* **Task to carry out**:
Output every line of the data exactly as it appears.

* **Data for processing**:
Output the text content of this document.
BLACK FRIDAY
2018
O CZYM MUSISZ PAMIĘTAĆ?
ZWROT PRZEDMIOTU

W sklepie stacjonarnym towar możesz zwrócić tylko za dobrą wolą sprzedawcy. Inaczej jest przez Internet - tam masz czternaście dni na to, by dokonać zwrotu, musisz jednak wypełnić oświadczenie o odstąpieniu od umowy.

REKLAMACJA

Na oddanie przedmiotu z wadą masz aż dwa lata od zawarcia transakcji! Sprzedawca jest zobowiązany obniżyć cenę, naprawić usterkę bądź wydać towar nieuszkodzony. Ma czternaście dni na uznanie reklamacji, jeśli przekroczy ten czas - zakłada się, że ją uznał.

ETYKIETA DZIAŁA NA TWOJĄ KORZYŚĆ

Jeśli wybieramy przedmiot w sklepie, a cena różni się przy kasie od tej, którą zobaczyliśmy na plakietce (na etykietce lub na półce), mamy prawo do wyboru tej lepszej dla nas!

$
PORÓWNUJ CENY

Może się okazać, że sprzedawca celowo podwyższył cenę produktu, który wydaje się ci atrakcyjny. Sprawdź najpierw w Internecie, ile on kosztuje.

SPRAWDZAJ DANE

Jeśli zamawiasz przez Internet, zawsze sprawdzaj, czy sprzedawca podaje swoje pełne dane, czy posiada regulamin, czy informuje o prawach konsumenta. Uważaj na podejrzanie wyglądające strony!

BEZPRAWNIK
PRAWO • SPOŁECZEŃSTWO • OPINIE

* **Answer for the task**:
Output the text content of this document.
BLACK FRIDAY
2018
O CZYM MUSISZ PAMIĘTAĆ?
ZWROT PRZEDMIOTU

W sklepie stacjonarnym towar możesz zwrócić tylko za dobrą wolą sprzedawcy. Inaczej jest przez Internet - tam masz czternaście dni na to, by dokonać zwrotu, musisz jednak wypełnić oświadczenie o odstąpieniu od umowy.

REKLAMACJA

Na oddanie przedmiotu z wadą masz aż dwa lata od zawarcia transakcji! Sprzedawca jest zobowiązany obniżyć cenę, naprawić usterkę bądź wydać towar nieuszkodzony. Ma czternaście dni na uznanie reklamacji, jeśli przekroczy ten czas - zakłada się, że ją uznał.

ETYKIETA DZIAŁA NA TWOJĄ KORZYŚĆ

Jeśli wybieramy przedmiot w sklepie, a cena różni się przy kasie od tej, którą zobaczyliśmy na plakietce (na etykietce lub na półce), mamy prawo do wyboru tej lepszej dla nas!

$
PORÓWNUJ CENY

Może się okazać, że sprzedawca celowo podwyższył cenę produktu, który wydaje się ci atrakcyjny. Sprawdź najpierw w Internecie, ile on kosztuje.

SPRAWDZAJ DANE

Jeśli zamawiasz przez Internet, zawsze sprawdzaj, czy sprzedawca podaje swoje pełne dane, czy posiada regulamin, czy informuje o prawach konsumenta. Uważaj na podejrzanie wyglądające strony!

BEZPRAWNIK
PRAWO • SPOŁECZEŃSTWO • OPINIE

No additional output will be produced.